Collection entries:
──────

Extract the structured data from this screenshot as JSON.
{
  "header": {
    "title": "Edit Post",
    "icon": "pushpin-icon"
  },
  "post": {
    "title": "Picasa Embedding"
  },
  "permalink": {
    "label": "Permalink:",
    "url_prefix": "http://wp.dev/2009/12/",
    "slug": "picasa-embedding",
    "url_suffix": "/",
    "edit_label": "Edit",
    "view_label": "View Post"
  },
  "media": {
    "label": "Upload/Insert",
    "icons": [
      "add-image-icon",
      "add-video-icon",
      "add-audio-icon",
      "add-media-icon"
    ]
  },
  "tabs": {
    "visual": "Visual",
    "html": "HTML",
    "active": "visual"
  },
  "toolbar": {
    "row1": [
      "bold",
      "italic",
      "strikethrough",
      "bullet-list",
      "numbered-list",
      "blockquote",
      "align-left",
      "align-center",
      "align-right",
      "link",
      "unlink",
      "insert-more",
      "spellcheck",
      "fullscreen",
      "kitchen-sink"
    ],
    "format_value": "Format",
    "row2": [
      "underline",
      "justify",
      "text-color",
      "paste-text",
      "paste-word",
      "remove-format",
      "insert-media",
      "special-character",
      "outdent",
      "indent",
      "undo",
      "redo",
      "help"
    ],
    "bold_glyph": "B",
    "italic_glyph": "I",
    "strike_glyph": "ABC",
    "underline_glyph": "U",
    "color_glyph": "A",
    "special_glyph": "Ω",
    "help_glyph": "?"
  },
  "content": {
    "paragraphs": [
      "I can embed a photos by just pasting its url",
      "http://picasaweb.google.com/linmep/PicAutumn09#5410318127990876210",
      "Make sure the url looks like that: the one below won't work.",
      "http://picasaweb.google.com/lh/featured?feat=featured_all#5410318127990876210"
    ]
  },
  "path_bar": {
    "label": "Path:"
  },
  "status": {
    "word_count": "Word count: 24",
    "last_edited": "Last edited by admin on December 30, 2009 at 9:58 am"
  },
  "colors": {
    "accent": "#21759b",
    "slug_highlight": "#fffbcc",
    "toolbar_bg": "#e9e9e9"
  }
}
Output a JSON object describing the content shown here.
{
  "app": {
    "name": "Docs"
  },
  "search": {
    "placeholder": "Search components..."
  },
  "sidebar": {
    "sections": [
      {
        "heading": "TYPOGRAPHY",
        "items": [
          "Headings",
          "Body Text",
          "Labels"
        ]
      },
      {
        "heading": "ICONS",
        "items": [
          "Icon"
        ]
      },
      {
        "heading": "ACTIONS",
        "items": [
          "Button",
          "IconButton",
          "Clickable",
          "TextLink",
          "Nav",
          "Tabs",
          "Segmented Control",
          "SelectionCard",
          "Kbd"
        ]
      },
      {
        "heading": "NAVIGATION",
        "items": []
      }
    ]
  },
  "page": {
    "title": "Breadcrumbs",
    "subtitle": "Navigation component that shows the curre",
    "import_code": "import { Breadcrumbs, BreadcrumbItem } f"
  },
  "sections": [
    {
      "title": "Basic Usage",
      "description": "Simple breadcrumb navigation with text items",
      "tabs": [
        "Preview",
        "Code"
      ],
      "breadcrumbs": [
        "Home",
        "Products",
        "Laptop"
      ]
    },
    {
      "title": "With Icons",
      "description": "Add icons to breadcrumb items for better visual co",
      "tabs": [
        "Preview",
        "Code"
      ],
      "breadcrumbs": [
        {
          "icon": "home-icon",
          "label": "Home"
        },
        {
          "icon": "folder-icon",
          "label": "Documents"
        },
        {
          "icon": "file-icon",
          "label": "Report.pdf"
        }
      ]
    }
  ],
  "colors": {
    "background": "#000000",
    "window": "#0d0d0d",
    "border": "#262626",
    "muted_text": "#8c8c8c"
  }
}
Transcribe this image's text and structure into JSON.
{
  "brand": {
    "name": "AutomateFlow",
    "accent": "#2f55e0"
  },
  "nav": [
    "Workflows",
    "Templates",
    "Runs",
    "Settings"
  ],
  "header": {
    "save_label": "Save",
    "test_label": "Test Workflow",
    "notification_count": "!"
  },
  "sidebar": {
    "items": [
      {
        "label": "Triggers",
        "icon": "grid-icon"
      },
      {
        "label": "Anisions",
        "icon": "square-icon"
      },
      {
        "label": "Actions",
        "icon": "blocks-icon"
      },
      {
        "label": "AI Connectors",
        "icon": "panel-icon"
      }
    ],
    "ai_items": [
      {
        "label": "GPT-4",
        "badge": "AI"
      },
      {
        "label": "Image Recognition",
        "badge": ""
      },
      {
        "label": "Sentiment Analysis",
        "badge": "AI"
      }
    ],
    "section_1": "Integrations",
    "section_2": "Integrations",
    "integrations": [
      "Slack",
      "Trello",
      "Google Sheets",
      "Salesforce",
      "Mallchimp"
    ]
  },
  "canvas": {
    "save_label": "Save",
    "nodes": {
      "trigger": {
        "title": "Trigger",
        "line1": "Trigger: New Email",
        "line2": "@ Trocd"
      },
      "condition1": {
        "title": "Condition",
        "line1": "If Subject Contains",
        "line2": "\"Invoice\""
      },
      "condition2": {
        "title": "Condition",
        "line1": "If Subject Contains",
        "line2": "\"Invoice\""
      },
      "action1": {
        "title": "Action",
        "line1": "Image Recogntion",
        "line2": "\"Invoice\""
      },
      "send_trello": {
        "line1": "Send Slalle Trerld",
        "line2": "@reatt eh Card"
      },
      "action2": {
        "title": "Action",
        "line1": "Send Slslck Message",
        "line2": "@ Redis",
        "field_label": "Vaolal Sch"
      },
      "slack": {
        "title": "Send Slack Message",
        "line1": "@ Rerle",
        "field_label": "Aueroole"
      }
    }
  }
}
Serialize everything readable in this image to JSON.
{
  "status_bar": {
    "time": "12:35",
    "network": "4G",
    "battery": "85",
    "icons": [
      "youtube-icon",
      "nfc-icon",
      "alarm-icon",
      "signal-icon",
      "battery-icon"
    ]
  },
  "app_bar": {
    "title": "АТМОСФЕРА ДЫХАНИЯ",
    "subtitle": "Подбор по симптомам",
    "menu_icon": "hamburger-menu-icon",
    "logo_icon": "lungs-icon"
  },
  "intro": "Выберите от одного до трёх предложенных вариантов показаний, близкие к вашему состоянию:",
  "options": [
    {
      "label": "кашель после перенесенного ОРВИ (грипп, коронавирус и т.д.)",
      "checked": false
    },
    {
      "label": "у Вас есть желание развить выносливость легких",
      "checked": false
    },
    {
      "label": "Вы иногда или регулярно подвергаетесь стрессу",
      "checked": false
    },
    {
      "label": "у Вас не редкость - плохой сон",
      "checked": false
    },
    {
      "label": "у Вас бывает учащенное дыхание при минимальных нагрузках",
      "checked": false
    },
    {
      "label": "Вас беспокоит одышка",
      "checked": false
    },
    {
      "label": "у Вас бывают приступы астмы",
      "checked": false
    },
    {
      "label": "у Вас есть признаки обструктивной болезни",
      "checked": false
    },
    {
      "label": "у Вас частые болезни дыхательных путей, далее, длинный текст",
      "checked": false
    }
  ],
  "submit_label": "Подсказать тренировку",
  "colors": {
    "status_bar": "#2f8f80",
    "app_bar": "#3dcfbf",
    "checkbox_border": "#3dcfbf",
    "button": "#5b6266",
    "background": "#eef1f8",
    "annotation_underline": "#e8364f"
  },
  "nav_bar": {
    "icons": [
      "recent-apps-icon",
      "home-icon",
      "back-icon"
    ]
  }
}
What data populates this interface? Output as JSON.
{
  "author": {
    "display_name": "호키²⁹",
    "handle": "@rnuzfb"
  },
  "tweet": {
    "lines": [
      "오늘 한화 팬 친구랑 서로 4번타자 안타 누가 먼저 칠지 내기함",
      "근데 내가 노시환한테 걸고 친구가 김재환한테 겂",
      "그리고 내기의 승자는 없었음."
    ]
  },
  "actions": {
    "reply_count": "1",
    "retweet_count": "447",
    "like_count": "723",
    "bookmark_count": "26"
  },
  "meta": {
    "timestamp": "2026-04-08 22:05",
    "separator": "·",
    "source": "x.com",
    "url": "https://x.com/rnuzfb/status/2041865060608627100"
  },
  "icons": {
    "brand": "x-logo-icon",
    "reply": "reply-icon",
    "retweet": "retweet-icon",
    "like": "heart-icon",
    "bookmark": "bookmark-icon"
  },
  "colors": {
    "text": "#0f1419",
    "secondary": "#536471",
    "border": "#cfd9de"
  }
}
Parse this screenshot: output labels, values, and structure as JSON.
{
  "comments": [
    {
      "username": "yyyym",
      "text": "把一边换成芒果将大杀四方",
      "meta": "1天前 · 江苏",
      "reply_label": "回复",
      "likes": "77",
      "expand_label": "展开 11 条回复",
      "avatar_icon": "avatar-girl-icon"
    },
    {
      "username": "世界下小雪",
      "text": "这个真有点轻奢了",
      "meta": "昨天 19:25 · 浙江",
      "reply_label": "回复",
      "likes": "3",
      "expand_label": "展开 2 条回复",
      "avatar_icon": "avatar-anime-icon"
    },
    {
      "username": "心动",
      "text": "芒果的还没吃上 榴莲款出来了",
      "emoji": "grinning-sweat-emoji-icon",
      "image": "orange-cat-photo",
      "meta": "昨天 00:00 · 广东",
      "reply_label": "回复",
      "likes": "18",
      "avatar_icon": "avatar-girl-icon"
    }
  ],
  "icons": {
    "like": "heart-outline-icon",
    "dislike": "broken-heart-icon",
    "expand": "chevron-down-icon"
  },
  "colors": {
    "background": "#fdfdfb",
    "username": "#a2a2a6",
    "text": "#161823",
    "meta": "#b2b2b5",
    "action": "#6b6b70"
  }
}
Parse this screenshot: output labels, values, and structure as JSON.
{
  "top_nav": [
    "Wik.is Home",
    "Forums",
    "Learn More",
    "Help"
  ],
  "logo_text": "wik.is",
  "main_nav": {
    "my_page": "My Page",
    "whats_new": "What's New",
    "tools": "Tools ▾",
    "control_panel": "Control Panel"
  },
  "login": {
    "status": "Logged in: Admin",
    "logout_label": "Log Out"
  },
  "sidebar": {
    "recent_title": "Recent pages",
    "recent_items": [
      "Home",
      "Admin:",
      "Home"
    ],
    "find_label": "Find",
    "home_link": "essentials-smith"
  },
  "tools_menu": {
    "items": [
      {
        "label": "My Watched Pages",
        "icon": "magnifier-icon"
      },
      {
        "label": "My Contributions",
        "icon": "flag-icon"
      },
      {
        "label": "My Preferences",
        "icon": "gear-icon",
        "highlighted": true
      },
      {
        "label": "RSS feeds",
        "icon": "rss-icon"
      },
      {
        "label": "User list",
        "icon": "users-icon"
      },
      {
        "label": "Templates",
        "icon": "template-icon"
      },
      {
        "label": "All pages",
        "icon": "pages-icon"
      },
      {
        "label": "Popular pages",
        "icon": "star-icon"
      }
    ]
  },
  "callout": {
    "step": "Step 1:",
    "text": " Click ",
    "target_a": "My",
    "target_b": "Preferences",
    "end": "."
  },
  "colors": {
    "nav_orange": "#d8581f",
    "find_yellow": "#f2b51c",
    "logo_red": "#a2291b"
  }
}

──────

*Exercise instructions*. Return every line in the listing that contains the word "болезни".

*Answer to the task*.
      "label": "у Вас есть признаки обструктивной болезни",
      "label": "у Вас частые болезни дыхательных путей, далее, длинный текст",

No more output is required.